_Prompt_
Gather from the material every line that contains the string "trưởng".

_Data entries_
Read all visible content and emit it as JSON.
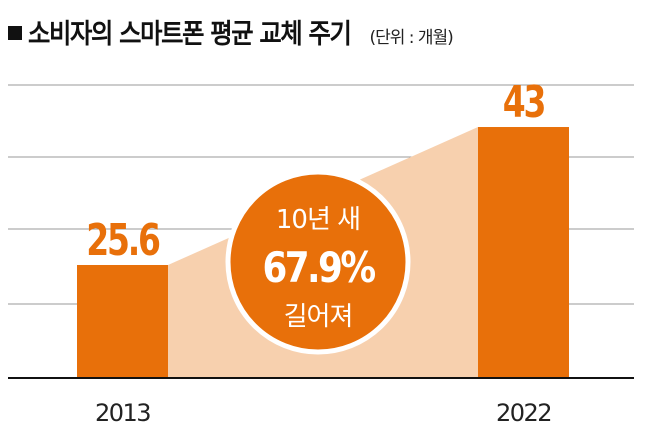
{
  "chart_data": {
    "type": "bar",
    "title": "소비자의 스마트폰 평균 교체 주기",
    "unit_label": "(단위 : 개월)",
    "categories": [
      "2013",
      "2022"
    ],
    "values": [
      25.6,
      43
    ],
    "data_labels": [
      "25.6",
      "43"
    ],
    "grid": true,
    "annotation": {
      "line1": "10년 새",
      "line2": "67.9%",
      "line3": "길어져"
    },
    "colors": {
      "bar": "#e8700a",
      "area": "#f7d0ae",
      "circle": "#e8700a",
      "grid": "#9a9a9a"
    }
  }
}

---

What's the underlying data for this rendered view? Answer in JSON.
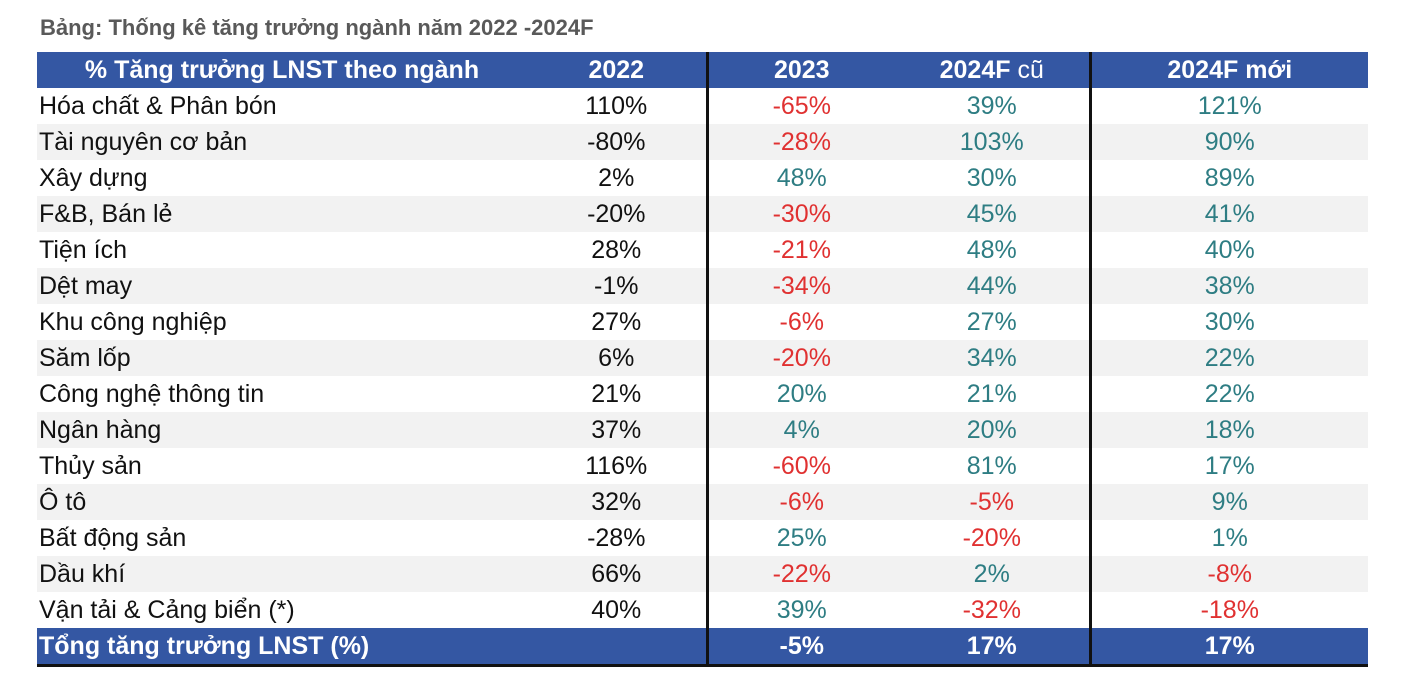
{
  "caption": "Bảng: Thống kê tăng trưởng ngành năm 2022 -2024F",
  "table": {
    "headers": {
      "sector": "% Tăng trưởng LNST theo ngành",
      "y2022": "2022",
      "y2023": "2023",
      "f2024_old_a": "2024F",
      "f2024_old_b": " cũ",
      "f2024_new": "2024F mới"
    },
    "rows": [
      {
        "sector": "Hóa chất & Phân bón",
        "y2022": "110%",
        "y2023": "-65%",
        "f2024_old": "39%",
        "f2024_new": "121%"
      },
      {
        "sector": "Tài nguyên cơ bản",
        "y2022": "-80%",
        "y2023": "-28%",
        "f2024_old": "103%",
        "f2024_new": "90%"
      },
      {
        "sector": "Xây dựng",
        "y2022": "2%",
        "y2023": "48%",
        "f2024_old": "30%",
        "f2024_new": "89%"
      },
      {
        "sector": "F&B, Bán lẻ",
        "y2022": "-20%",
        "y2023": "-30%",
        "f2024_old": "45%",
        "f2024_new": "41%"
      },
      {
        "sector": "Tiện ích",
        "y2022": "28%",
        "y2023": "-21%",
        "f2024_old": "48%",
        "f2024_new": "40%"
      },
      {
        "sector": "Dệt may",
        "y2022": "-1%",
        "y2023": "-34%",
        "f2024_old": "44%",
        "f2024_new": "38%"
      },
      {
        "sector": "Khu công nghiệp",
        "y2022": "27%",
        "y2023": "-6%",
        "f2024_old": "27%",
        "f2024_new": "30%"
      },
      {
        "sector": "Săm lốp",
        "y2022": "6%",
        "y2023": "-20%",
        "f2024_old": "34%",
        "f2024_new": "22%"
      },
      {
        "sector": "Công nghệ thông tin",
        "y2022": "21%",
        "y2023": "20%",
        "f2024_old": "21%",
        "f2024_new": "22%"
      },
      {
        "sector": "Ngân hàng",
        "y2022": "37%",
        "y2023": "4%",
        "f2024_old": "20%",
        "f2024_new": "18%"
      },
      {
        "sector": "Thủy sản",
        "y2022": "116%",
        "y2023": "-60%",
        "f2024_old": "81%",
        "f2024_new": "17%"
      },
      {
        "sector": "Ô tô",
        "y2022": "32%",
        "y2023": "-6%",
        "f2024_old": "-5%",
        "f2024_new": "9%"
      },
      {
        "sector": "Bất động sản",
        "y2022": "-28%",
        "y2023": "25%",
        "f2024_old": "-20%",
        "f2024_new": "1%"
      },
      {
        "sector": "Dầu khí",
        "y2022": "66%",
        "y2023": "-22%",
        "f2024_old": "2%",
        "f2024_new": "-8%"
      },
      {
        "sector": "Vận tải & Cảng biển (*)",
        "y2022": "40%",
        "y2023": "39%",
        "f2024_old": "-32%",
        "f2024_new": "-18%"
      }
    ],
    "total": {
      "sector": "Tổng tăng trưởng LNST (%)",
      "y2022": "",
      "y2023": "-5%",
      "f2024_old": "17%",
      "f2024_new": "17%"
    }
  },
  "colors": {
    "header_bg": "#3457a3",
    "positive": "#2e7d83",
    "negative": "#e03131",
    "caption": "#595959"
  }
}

_Task answer_
  "caption": "Bảng: Thống kê tăng trưởng ngành năm 2022 -2024F",
      "sector": "% Tăng trưởng LNST theo ngành",
      "sector": "Tổng tăng trưởng LNST (%)",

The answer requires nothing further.